* Exercise details *
Reproduce each line of the listing exactly.

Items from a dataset

* BEGIN *

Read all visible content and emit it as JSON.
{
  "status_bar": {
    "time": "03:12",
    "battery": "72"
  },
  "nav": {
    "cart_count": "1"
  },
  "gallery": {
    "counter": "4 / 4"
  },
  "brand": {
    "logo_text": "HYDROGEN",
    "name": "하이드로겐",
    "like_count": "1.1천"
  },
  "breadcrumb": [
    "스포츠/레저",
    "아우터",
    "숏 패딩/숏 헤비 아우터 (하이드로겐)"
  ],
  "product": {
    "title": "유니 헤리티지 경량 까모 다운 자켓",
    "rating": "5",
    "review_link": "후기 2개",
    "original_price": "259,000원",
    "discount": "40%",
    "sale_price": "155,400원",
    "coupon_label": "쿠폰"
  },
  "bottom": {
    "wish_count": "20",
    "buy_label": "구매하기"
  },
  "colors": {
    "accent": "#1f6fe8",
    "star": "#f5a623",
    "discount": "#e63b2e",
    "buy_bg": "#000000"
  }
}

* END *

* Reply to the exercise *
Read all visible content and emit it as JSON.
{
  "status_bar": {
    "time": "03:12",
    "battery": "72"
  },
  "nav": {
    "cart_count": "1"
  },
  "gallery": {
    "counter": "4 / 4"
  },
  "brand": {
    "logo_text": "HYDROGEN",
    "name": "하이드로겐",
    "like_count": "1.1천"
  },
  "breadcrumb": [
    "스포츠/레저",
    "아우터",
    "숏 패딩/숏 헤비 아우터 (하이드로겐)"
  ],
  "product": {
    "title": "유니 헤리티지 경량 까모 다운 자켓",
    "rating": "5",
    "review_link": "후기 2개",
    "original_price": "259,000원",
    "discount": "40%",
    "sale_price": "155,400원",
    "coupon_label": "쿠폰"
  },
  "bottom": {
    "wish_count": "20",
    "buy_label": "구매하기"
  },
  "colors": {
    "accent": "#1f6fe8",
    "star": "#f5a623",
    "discount": "#e63b2e",
    "buy_bg": "#000000"
  }
}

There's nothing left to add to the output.